__DIRECTIONS FOR THIS TASK__: Which lines in the records below contain the word "電気代節約リフォーム"? Copy each one out.

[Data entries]
## start

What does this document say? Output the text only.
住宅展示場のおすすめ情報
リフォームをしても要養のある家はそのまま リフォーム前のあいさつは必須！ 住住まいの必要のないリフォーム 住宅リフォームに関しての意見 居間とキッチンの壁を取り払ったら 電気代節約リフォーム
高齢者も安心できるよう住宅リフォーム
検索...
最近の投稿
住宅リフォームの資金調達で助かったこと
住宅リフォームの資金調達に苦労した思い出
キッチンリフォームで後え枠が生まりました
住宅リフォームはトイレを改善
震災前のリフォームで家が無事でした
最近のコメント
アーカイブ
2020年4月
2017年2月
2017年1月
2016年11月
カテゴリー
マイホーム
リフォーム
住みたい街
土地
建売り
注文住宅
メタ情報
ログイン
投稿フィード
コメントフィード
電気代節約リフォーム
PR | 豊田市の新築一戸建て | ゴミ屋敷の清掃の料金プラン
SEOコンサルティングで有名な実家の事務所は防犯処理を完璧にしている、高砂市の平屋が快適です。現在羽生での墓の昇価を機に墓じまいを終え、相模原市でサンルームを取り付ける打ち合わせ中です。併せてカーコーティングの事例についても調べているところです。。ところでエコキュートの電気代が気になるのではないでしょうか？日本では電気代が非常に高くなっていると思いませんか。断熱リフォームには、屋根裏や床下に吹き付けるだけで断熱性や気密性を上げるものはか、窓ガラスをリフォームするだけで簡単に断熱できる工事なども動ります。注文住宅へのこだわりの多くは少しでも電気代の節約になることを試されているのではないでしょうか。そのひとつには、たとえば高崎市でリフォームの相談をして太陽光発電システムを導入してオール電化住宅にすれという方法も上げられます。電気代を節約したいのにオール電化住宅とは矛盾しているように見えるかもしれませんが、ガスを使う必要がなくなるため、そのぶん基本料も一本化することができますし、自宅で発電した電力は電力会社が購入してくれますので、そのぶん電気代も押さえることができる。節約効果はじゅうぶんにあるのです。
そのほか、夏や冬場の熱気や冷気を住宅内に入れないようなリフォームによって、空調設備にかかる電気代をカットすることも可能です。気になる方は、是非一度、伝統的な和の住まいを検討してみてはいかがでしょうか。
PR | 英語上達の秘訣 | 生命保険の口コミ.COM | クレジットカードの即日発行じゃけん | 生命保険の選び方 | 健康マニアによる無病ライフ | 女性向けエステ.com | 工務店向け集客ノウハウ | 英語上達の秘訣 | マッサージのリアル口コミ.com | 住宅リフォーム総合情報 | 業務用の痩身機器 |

## end

__TASK RESULT__:
リフォームをしても要養のある家はそのまま リフォーム前のあいさつは必須！ 住住まいの必要のないリフォーム 住宅リフォームに関しての意見 居間とキッチンの壁を取り払ったら 電気代節約リフォーム
電気代節約リフォーム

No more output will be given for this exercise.